* **STATED GOAL**: Write out all the data again, exactly as it stands.

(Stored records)
[start]

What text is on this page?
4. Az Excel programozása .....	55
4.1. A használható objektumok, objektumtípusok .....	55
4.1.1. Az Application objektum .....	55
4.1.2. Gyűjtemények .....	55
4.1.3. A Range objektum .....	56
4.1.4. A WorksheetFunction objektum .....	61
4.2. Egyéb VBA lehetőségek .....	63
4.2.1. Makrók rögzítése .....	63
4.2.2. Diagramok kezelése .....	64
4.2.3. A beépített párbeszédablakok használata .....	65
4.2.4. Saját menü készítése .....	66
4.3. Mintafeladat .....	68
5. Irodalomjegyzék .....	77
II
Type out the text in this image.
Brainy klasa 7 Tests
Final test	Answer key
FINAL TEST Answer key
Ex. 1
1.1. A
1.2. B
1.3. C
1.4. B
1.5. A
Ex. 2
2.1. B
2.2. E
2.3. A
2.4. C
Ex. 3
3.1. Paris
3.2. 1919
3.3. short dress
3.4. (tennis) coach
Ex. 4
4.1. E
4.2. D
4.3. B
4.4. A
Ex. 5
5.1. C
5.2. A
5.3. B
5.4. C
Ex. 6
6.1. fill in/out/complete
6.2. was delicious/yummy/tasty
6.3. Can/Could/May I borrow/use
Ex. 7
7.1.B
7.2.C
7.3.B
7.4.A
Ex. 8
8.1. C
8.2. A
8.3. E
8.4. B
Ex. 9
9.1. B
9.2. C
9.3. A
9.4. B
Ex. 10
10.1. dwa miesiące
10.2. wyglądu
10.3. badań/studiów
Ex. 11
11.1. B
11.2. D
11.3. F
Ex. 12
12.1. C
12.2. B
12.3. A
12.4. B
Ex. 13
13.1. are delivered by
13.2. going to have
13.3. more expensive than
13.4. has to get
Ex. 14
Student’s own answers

[end]

* **EXPECTED OUTPUT**:
What text is on this page?
4. Az Excel programozása .....	55
4.1. A használható objektumok, objektumtípusok .....	55
4.1.1. Az Application objektum .....	55
4.1.2. Gyűjtemények .....	55
4.1.3. A Range objektum .....	56
4.1.4. A WorksheetFunction objektum .....	61
4.2. Egyéb VBA lehetőségek .....	63
4.2.1. Makrók rögzítése .....	63
4.2.2. Diagramok kezelése .....	64
4.2.3. A beépített párbeszédablakok használata .....	65
4.2.4. Saját menü készítése .....	66
4.3. Mintafeladat .....	68
5. Irodalomjegyzék .....	77
II
Type out the text in this image.
Brainy klasa 7 Tests
Final test	Answer key
FINAL TEST Answer key
Ex. 1
1.1. A
1.2. B
1.3. C
1.4. B
1.5. A
Ex. 2
2.1. B
2.2. E
2.3. A
2.4. C
Ex. 3
3.1. Paris
3.2. 1919
3.3. short dress
3.4. (tennis) coach
Ex. 4
4.1. E
4.2. D
4.3. B
4.4. A
Ex. 5
5.1. C
5.2. A
5.3. B
5.4. C
Ex. 6
6.1. fill in/out/complete
6.2. was delicious/yummy/tasty
6.3. Can/Could/May I borrow/use
Ex. 7
7.1.B
7.2.C
7.3.B
7.4.A
Ex. 8
8.1. C
8.2. A
8.3. E
8.4. B
Ex. 9
9.1. B
9.2. C
9.3. A
9.4. B
Ex. 10
10.1. dwa miesiące
10.2. wyglądu
10.3. badań/studiów
Ex. 11
11.1. B
11.2. D
11.3. F
Ex. 12
12.1. C
12.2. B
12.3. A
12.4. B
Ex. 13
13.1. are delivered by
13.2. going to have
13.3. more expensive than
13.4. has to get
Ex. 14
Student’s own answers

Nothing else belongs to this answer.